■ INPUT MATERIAL ■
****************************************

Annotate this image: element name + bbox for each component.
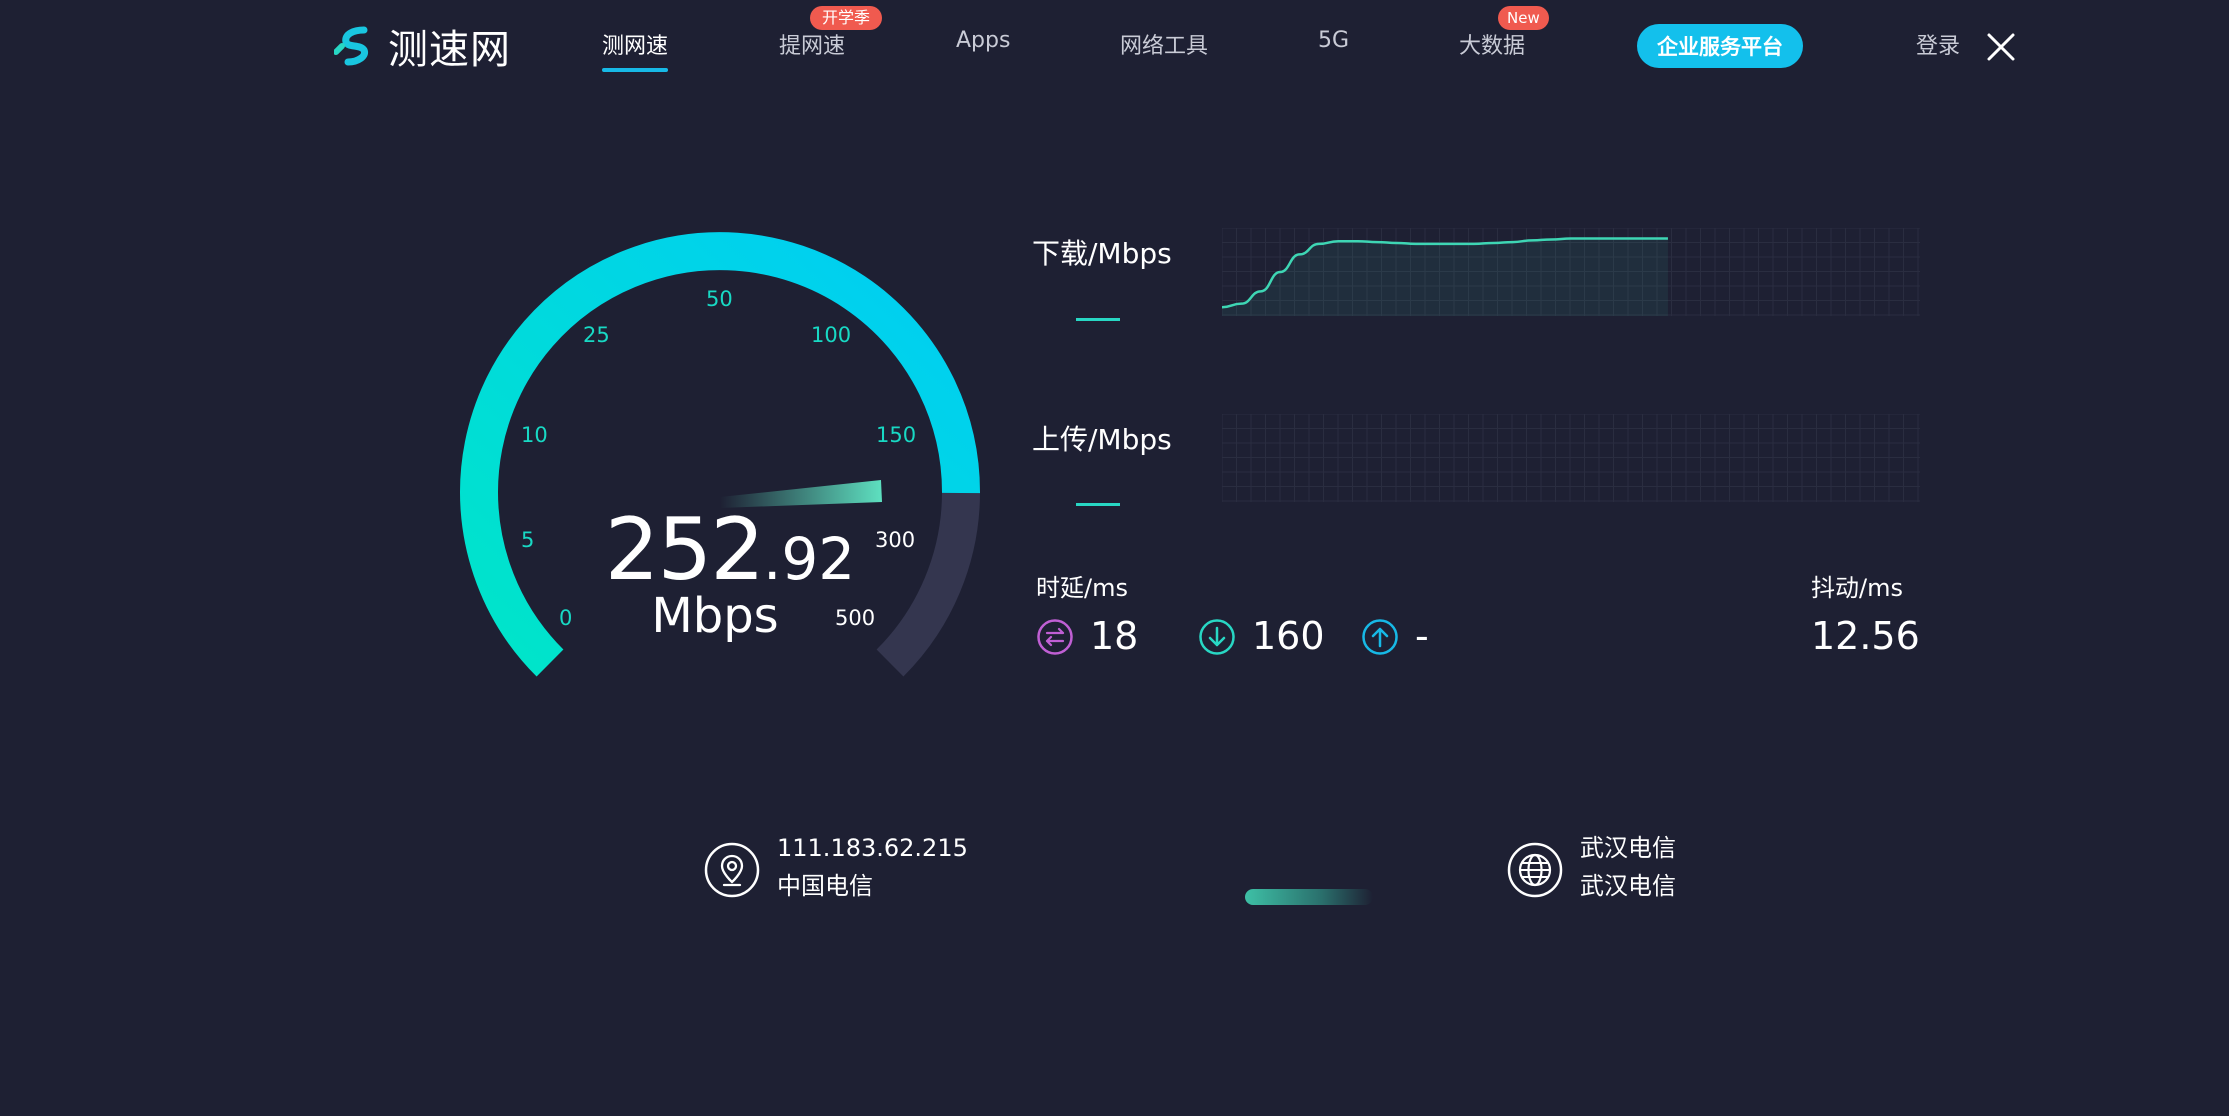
jitter-value: 12.56 — [1811, 614, 1920, 658]
gauge-tick: 0 — [559, 606, 573, 630]
speed-readout: 252.92 — [580, 500, 880, 600]
gauge-tick: 25 — [583, 323, 610, 347]
gauge-tick: 50 — [706, 287, 733, 311]
new-badge: New — [1498, 6, 1549, 30]
server-info: 武汉电信 武汉电信 — [1580, 829, 1676, 905]
nav-label: Apps — [956, 28, 1011, 53]
client-info: 111.183.62.215 中国电信 — [777, 829, 968, 905]
upload-chart — [1222, 414, 1920, 502]
download-value-placeholder — [1076, 318, 1120, 321]
jitter-label: 抖动/ms — [1811, 574, 1903, 602]
logo-text: 测速网 — [388, 27, 511, 73]
download-latency-value: 160 — [1252, 614, 1325, 658]
nav-boost-speed[interactable]: 提网速 — [779, 28, 845, 60]
gauge-track — [876, 492, 980, 677]
server-isp: 武汉电信 — [1580, 872, 1676, 900]
logo-icon — [334, 26, 369, 66]
upload-latency-value: - — [1415, 614, 1429, 658]
client-isp: 中国电信 — [777, 872, 873, 900]
ping-value: 18 — [1090, 614, 1139, 658]
upload-value-placeholder — [1076, 503, 1120, 506]
speed-unit: Mbps — [651, 588, 779, 644]
nav-5g[interactable]: 5G — [1318, 28, 1349, 53]
download-label: 下载/Mbps — [1032, 237, 1172, 270]
promo-badge: 开学季 — [810, 6, 883, 30]
site-logo[interactable]: 测速网 — [334, 22, 534, 73]
nav-big-data[interactable]: 大数据 — [1459, 28, 1525, 60]
gauge-tick: 100 — [811, 323, 852, 347]
server-name: 武汉电信 — [1580, 834, 1676, 862]
login-link[interactable]: 登录 — [1916, 28, 1960, 60]
enterprise-platform-button[interactable]: 企业服务平台 — [1637, 24, 1803, 68]
nav-speed-test[interactable]: 测网速 — [602, 28, 669, 72]
speed-integer: 252 — [604, 500, 765, 600]
upload-label: 上传/Mbps — [1032, 423, 1172, 456]
active-underline — [602, 68, 669, 72]
nav-label: 测网速 — [602, 34, 669, 59]
close-icon[interactable] — [1986, 32, 2016, 62]
download-chart — [1222, 228, 1920, 316]
ping-icon — [1037, 619, 1073, 655]
nav-label: 提网速 — [779, 34, 846, 59]
download-arrow-icon — [1199, 619, 1235, 655]
nav-label: 5G — [1318, 28, 1350, 53]
nav-network-tools[interactable]: 网络工具 — [1120, 28, 1208, 60]
client-ip: 111.183.62.215 — [777, 834, 968, 862]
speed-decimal: .92 — [762, 525, 856, 593]
globe-icon — [1507, 842, 1563, 898]
gauge-tick: 5 — [521, 528, 535, 552]
gauge-tick: 10 — [521, 423, 548, 447]
gauge-tick: 300 — [875, 528, 916, 552]
location-pin-icon — [704, 842, 760, 898]
nav-apps[interactable]: Apps — [956, 28, 1010, 53]
nav-label: 大数据 — [1459, 34, 1526, 59]
upload-arrow-icon — [1362, 619, 1398, 655]
chart-grid — [1222, 414, 1920, 502]
nav-label: 网络工具 — [1120, 34, 1209, 59]
latency-label: 时延/ms — [1036, 574, 1128, 602]
gauge-tick: 150 — [876, 423, 917, 447]
download-area — [1222, 238, 1668, 316]
loading-indicator — [1245, 889, 1373, 905]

****************************************

■ SET TASK ■
Retype all of the lines above character for character, and leave the picture out of your copy.

■ EXPECTED ANSWER ■
Annotate this image: element name + bbox for each component.
jitter-value: 12.56 — [1811, 614, 1920, 658]
gauge-tick: 0 — [559, 606, 573, 630]
speed-readout: 252.92 — [580, 500, 880, 600]
gauge-tick: 25 — [583, 323, 610, 347]
gauge-tick: 50 — [706, 287, 733, 311]
new-badge: New — [1498, 6, 1549, 30]
server-info: 武汉电信 武汉电信 — [1580, 829, 1676, 905]
nav-label: Apps — [956, 28, 1011, 53]
client-info: 111.183.62.215 中国电信 — [777, 829, 968, 905]
upload-chart — [1222, 414, 1920, 502]
download-value-placeholder — [1076, 318, 1120, 321]
jitter-label: 抖动/ms — [1811, 574, 1903, 602]
logo-text: 测速网 — [388, 27, 511, 73]
download-latency-value: 160 — [1252, 614, 1325, 658]
nav-boost-speed[interactable]: 提网速 — [779, 28, 845, 60]
gauge-track — [876, 492, 980, 677]
server-isp: 武汉电信 — [1580, 872, 1676, 900]
logo-icon — [334, 26, 369, 66]
upload-latency-value: - — [1415, 614, 1429, 658]
client-isp: 中国电信 — [777, 872, 873, 900]
ping-value: 18 — [1090, 614, 1139, 658]
upload-value-placeholder — [1076, 503, 1120, 506]
speed-unit: Mbps — [651, 588, 779, 644]
nav-5g[interactable]: 5G — [1318, 28, 1349, 53]
download-label: 下载/Mbps — [1032, 237, 1172, 270]
promo-badge: 开学季 — [810, 6, 883, 30]
site-logo[interactable]: 测速网 — [334, 22, 534, 73]
nav-big-data[interactable]: 大数据 — [1459, 28, 1525, 60]
gauge-tick: 100 — [811, 323, 852, 347]
server-name: 武汉电信 — [1580, 834, 1676, 862]
login-link[interactable]: 登录 — [1916, 28, 1960, 60]
enterprise-platform-button[interactable]: 企业服务平台 — [1637, 24, 1803, 68]
nav-speed-test[interactable]: 测网速 — [602, 28, 669, 72]
speed-integer: 252 — [604, 500, 765, 600]
upload-label: 上传/Mbps — [1032, 423, 1172, 456]
active-underline — [602, 68, 669, 72]
nav-label: 测网速 — [602, 34, 669, 59]
close-icon[interactable] — [1986, 32, 2016, 62]
download-chart — [1222, 228, 1920, 316]
ping-icon — [1037, 619, 1073, 655]
nav-label: 提网速 — [779, 34, 846, 59]
download-arrow-icon — [1199, 619, 1235, 655]
nav-label: 5G — [1318, 28, 1350, 53]
nav-network-tools[interactable]: 网络工具 — [1120, 28, 1208, 60]
client-ip: 111.183.62.215 — [777, 834, 968, 862]
speed-decimal: .92 — [762, 525, 856, 593]
globe-icon — [1507, 842, 1563, 898]
gauge-tick: 5 — [521, 528, 535, 552]
gauge-tick: 10 — [521, 423, 548, 447]
gauge-tick: 300 — [875, 528, 916, 552]
location-pin-icon — [704, 842, 760, 898]
nav-apps[interactable]: Apps — [956, 28, 1010, 53]
nav-label: 大数据 — [1459, 34, 1526, 59]
upload-arrow-icon — [1362, 619, 1398, 655]
chart-grid — [1222, 414, 1920, 502]
nav-label: 网络工具 — [1120, 34, 1209, 59]
latency-label: 时延/ms — [1036, 574, 1128, 602]
gauge-tick: 150 — [876, 423, 917, 447]
download-area — [1222, 238, 1668, 316]
loading-indicator — [1245, 889, 1373, 905]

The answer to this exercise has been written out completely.